**WRITTEN INSTRUCTION**
Go through the data and copy every line exactly, but not the images.

>> Start MATERIAL PROVIDED

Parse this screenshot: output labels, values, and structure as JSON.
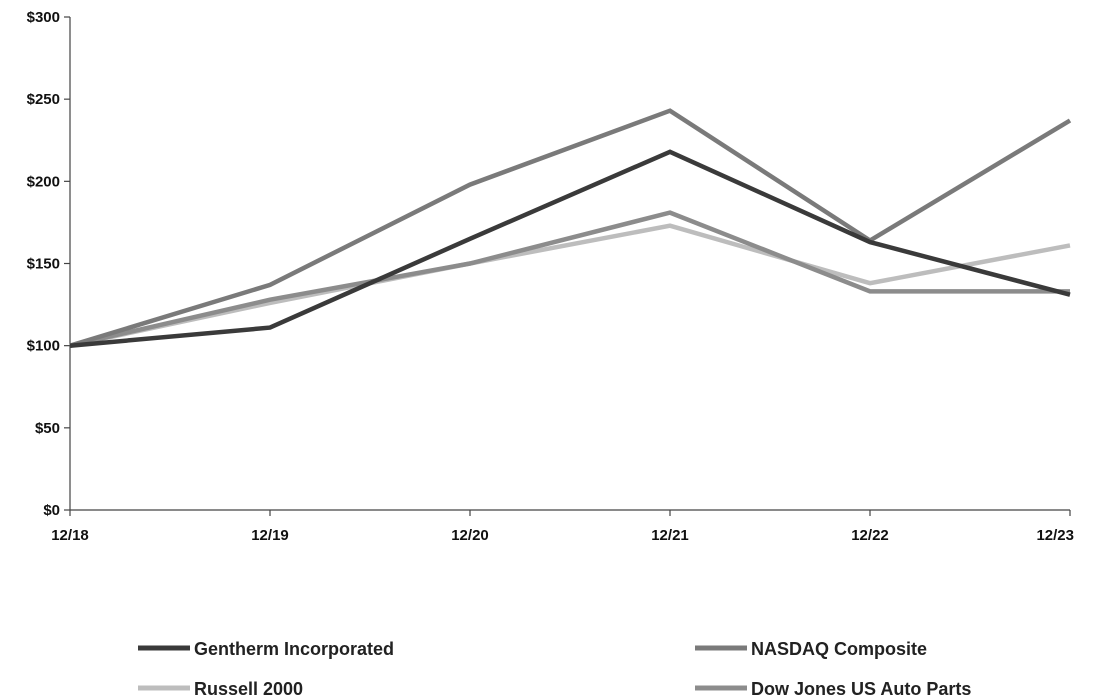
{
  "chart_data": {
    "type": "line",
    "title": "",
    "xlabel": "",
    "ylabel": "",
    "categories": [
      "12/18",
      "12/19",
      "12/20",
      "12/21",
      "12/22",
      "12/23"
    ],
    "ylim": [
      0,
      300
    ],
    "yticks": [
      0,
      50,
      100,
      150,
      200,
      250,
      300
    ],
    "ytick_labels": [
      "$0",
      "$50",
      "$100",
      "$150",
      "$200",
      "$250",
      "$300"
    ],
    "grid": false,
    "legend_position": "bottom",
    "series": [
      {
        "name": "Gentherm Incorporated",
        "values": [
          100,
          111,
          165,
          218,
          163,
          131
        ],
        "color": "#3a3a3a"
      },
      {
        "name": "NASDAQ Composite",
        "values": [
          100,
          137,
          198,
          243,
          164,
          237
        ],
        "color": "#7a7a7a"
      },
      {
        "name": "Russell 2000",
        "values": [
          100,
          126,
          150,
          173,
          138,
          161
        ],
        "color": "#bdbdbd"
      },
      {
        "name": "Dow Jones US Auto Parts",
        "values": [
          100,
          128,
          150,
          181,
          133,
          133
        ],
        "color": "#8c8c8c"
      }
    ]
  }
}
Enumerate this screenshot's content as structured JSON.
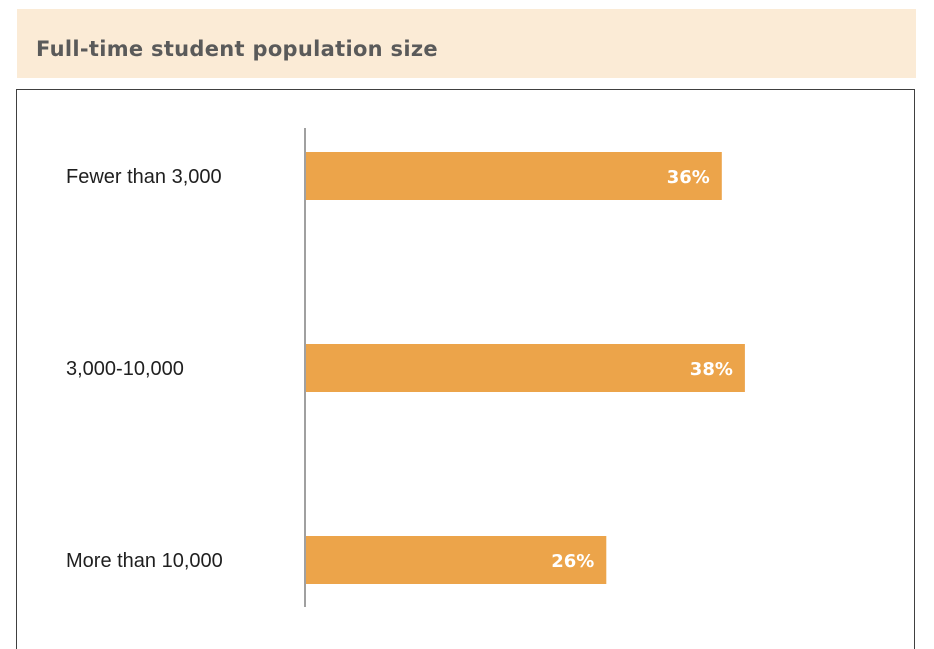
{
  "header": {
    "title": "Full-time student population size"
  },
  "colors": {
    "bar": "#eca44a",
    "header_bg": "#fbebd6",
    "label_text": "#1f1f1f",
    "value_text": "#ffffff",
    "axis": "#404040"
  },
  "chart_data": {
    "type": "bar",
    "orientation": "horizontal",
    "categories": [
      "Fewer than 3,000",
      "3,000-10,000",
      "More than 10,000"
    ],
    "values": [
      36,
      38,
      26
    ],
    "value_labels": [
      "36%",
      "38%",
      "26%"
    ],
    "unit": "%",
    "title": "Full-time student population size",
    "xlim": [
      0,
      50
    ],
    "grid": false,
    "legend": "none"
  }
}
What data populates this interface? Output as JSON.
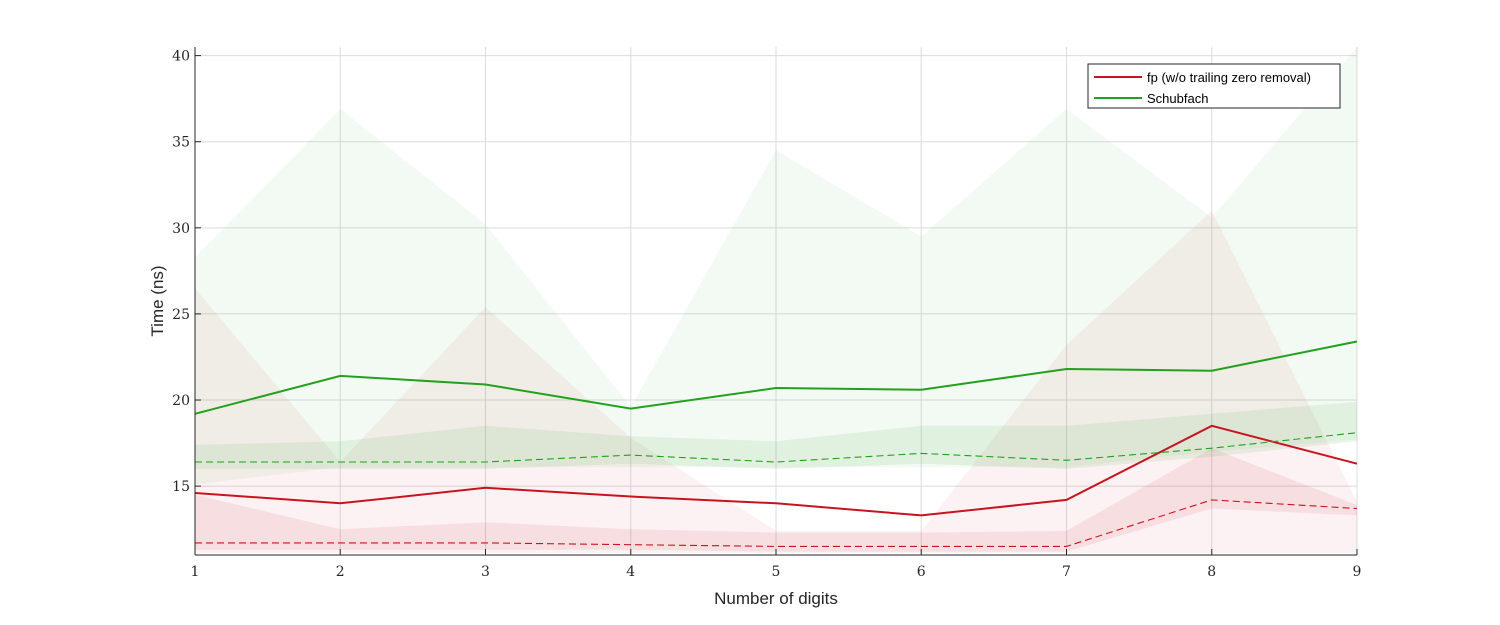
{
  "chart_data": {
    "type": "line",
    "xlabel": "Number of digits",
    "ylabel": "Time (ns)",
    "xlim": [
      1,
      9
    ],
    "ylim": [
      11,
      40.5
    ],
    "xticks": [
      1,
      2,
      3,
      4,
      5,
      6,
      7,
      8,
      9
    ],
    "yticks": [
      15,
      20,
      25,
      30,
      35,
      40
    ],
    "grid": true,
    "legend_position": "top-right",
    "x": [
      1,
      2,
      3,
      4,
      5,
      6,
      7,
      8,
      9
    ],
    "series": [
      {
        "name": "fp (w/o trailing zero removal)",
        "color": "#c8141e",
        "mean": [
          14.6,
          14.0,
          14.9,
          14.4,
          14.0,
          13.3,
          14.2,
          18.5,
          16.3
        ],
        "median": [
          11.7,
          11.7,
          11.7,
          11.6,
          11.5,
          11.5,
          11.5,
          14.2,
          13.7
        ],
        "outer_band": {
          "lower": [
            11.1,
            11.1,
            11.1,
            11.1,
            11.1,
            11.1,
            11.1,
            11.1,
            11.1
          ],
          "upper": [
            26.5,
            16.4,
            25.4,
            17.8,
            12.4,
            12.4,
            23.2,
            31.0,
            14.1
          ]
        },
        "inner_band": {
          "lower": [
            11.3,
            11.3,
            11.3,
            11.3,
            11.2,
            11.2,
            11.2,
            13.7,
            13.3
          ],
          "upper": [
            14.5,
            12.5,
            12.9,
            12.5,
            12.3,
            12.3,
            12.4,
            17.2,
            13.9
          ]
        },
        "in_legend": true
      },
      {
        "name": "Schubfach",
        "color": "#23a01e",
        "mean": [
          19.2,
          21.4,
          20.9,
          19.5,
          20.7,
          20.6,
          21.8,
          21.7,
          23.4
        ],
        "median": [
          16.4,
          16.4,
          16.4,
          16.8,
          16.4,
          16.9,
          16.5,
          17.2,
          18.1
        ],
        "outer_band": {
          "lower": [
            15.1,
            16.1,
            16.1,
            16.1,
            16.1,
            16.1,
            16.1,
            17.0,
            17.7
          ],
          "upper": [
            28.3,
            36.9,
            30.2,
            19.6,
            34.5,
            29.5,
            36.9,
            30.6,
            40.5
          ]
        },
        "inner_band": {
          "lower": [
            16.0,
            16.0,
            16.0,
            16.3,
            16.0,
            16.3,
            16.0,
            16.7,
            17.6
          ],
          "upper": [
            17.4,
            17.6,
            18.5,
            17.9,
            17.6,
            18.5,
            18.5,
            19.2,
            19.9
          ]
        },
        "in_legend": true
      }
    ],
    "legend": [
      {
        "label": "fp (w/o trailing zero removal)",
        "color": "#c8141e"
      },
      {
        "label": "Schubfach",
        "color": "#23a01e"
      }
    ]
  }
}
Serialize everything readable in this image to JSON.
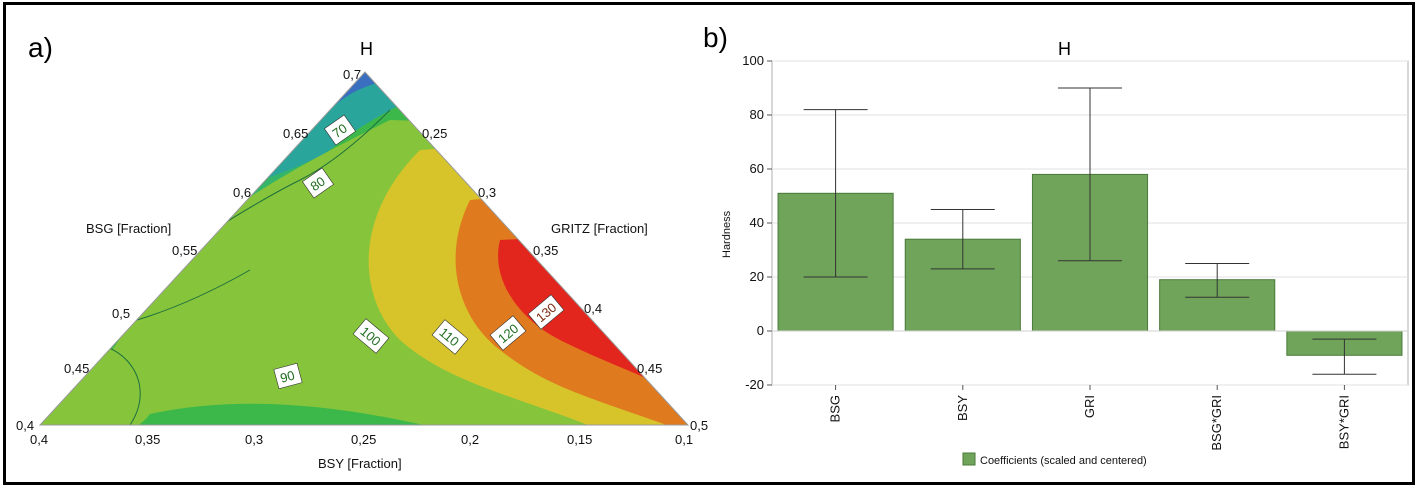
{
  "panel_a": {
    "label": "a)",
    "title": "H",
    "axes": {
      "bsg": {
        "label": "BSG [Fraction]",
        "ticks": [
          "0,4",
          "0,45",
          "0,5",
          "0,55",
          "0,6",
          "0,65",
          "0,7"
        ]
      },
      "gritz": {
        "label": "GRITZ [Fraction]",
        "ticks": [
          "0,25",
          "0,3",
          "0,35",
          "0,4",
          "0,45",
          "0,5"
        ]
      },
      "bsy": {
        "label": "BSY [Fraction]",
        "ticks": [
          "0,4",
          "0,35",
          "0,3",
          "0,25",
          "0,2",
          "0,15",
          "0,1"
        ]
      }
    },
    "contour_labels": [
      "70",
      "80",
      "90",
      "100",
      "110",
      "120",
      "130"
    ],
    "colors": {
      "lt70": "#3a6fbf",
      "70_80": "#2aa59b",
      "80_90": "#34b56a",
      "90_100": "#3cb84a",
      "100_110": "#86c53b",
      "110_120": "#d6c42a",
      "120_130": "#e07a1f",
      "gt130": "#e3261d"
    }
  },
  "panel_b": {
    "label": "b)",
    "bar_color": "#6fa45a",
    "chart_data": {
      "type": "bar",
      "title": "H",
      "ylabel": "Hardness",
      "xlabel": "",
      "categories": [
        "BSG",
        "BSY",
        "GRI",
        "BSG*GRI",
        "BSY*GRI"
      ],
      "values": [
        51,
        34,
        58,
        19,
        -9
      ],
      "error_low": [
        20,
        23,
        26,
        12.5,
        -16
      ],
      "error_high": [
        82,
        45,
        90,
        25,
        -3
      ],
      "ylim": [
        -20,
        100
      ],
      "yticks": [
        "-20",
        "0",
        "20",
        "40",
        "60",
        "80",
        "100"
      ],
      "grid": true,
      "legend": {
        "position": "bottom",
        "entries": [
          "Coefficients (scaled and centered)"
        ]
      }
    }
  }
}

>> End MATERIAL PROVIDED

**ANSWER TO THIS EXERCISE**
Parse this screenshot: output labels, values, and structure as JSON.
{
  "chart_data": {
    "type": "line",
    "title": "",
    "xlabel": "",
    "ylabel": "",
    "categories": [
      "12/18",
      "12/19",
      "12/20",
      "12/21",
      "12/22",
      "12/23"
    ],
    "ylim": [
      0,
      300
    ],
    "yticks": [
      0,
      50,
      100,
      150,
      200,
      250,
      300
    ],
    "ytick_labels": [
      "$0",
      "$50",
      "$100",
      "$150",
      "$200",
      "$250",
      "$300"
    ],
    "grid": false,
    "legend_position": "bottom",
    "series": [
      {
        "name": "Gentherm Incorporated",
        "values": [
          100,
          111,
          165,
          218,
          163,
          131
        ],
        "color": "#3a3a3a"
      },
      {
        "name": "NASDAQ Composite",
        "values": [
          100,
          137,
          198,
          243,
          164,
          237
        ],
        "color": "#7a7a7a"
      },
      {
        "name": "Russell 2000",
        "values": [
          100,
          126,
          150,
          173,
          138,
          161
        ],
        "color": "#bdbdbd"
      },
      {
        "name": "Dow Jones US Auto Parts",
        "values": [
          100,
          128,
          150,
          181,
          133,
          133
        ],
        "color": "#8c8c8c"
      }
    ]
  }
}
Enumerate this screenshot's content as structured JSON.
{
  "header": {
    "title": "Full-time student population size"
  },
  "colors": {
    "bar": "#eca44a",
    "header_bg": "#fbebd6",
    "label_text": "#1f1f1f",
    "value_text": "#ffffff",
    "axis": "#404040"
  },
  "chart_data": {
    "type": "bar",
    "orientation": "horizontal",
    "categories": [
      "Fewer than 3,000",
      "3,000-10,000",
      "More than 10,000"
    ],
    "values": [
      36,
      38,
      26
    ],
    "value_labels": [
      "36%",
      "38%",
      "26%"
    ],
    "unit": "%",
    "title": "Full-time student population size",
    "xlim": [
      0,
      50
    ],
    "grid": false,
    "legend": "none"
  }
}
What data populates this interface? Output as JSON.
{
  "chart_data": {
    "type": "line",
    "xlabel": "Number of digits",
    "ylabel": "Time (ns)",
    "xlim": [
      1,
      9
    ],
    "ylim": [
      11,
      40.5
    ],
    "xticks": [
      1,
      2,
      3,
      4,
      5,
      6,
      7,
      8,
      9
    ],
    "yticks": [
      15,
      20,
      25,
      30,
      35,
      40
    ],
    "grid": true,
    "legend_position": "top-right",
    "x": [
      1,
      2,
      3,
      4,
      5,
      6,
      7,
      8,
      9
    ],
    "series": [
      {
        "name": "fp (w/o trailing zero removal)",
        "color": "#c8141e",
        "mean": [
          14.6,
          14.0,
          14.9,
          14.4,
          14.0,
          13.3,
          14.2,
          18.5,
          16.3
        ],
        "median": [
          11.7,
          11.7,
          11.7,
          11.6,
          11.5,
          11.5,
          11.5,
          14.2,
          13.7
        ],
        "outer_band": {
          "lower": [
            11.1,
            11.1,
            11.1,
            11.1,
            11.1,
            11.1,
            11.1,
            11.1,
            11.1
          ],
          "upper": [
            26.5,
            16.4,
            25.4,
            17.8,
            12.4,
            12.4,
            23.2,
            31.0,
            14.1
          ]
        },
        "inner_band": {
          "lower": [
            11.3,
            11.3,
            11.3,
            11.3,
            11.2,
            11.2,
            11.2,
            13.7,
            13.3
          ],
          "upper": [
            14.5,
            12.5,
            12.9,
            12.5,
            12.3,
            12.3,
            12.4,
            17.2,
            13.9
          ]
        },
        "in_legend": true
      },
      {
        "name": "Schubfach",
        "color": "#23a01e",
        "mean": [
          19.2,
          21.4,
          20.9,
          19.5,
          20.7,
          20.6,
          21.8,
          21.7,
          23.4
        ],
        "median": [
          16.4,
          16.4,
          16.4,
          16.8,
          16.4,
          16.9,
          16.5,
          17.2,
          18.1
        ],
        "outer_band": {
          "lower": [
            15.1,
            16.1,
            16.1,
            16.1,
            16.1,
            16.1,
            16.1,
            17.0,
            17.7
          ],
          "upper": [
            28.3,
            36.9,
            30.2,
            19.6,
            34.5,
            29.5,
            36.9,
            30.6,
            40.5
          ]
        },
        "inner_band": {
          "lower": [
            16.0,
            16.0,
            16.0,
            16.3,
            16.0,
            16.3,
            16.0,
            16.7,
            17.6
          ],
          "upper": [
            17.4,
            17.6,
            18.5,
            17.9,
            17.6,
            18.5,
            18.5,
            19.2,
            19.9
          ]
        },
        "in_legend": true
      }
    ],
    "legend": [
      {
        "label": "fp (w/o trailing zero removal)",
        "color": "#c8141e"
      },
      {
        "label": "Schubfach",
        "color": "#23a01e"
      }
    ]
  }
}
Serialize everything readable in this image to JSON.
{
  "panel_a": {
    "label": "a)",
    "title": "H",
    "axes": {
      "bsg": {
        "label": "BSG [Fraction]",
        "ticks": [
          "0,4",
          "0,45",
          "0,5",
          "0,55",
          "0,6",
          "0,65",
          "0,7"
        ]
      },
      "gritz": {
        "label": "GRITZ [Fraction]",
        "ticks": [
          "0,25",
          "0,3",
          "0,35",
          "0,4",
          "0,45",
          "0,5"
        ]
      },
      "bsy": {
        "label": "BSY [Fraction]",
        "ticks": [
          "0,4",
          "0,35",
          "0,3",
          "0,25",
          "0,2",
          "0,15",
          "0,1"
        ]
      }
    },
    "contour_labels": [
      "70",
      "80",
      "90",
      "100",
      "110",
      "120",
      "130"
    ],
    "colors": {
      "lt70": "#3a6fbf",
      "70_80": "#2aa59b",
      "80_90": "#34b56a",
      "90_100": "#3cb84a",
      "100_110": "#86c53b",
      "110_120": "#d6c42a",
      "120_130": "#e07a1f",
      "gt130": "#e3261d"
    }
  },
  "panel_b": {
    "label": "b)",
    "bar_color": "#6fa45a",
    "chart_data": {
      "type": "bar",
      "title": "H",
      "ylabel": "Hardness",
      "xlabel": "",
      "categories": [
        "BSG",
        "BSY",
        "GRI",
        "BSG*GRI",
        "BSY*GRI"
      ],
      "values": [
        51,
        34,
        58,
        19,
        -9
      ],
      "error_low": [
        20,
        23,
        26,
        12.5,
        -16
      ],
      "error_high": [
        82,
        45,
        90,
        25,
        -3
      ],
      "ylim": [
        -20,
        100
      ],
      "yticks": [
        "-20",
        "0",
        "20",
        "40",
        "60",
        "80",
        "100"
      ],
      "grid": true,
      "legend": {
        "position": "bottom",
        "entries": [
          "Coefficients (scaled and centered)"
        ]
      }
    }
  }
}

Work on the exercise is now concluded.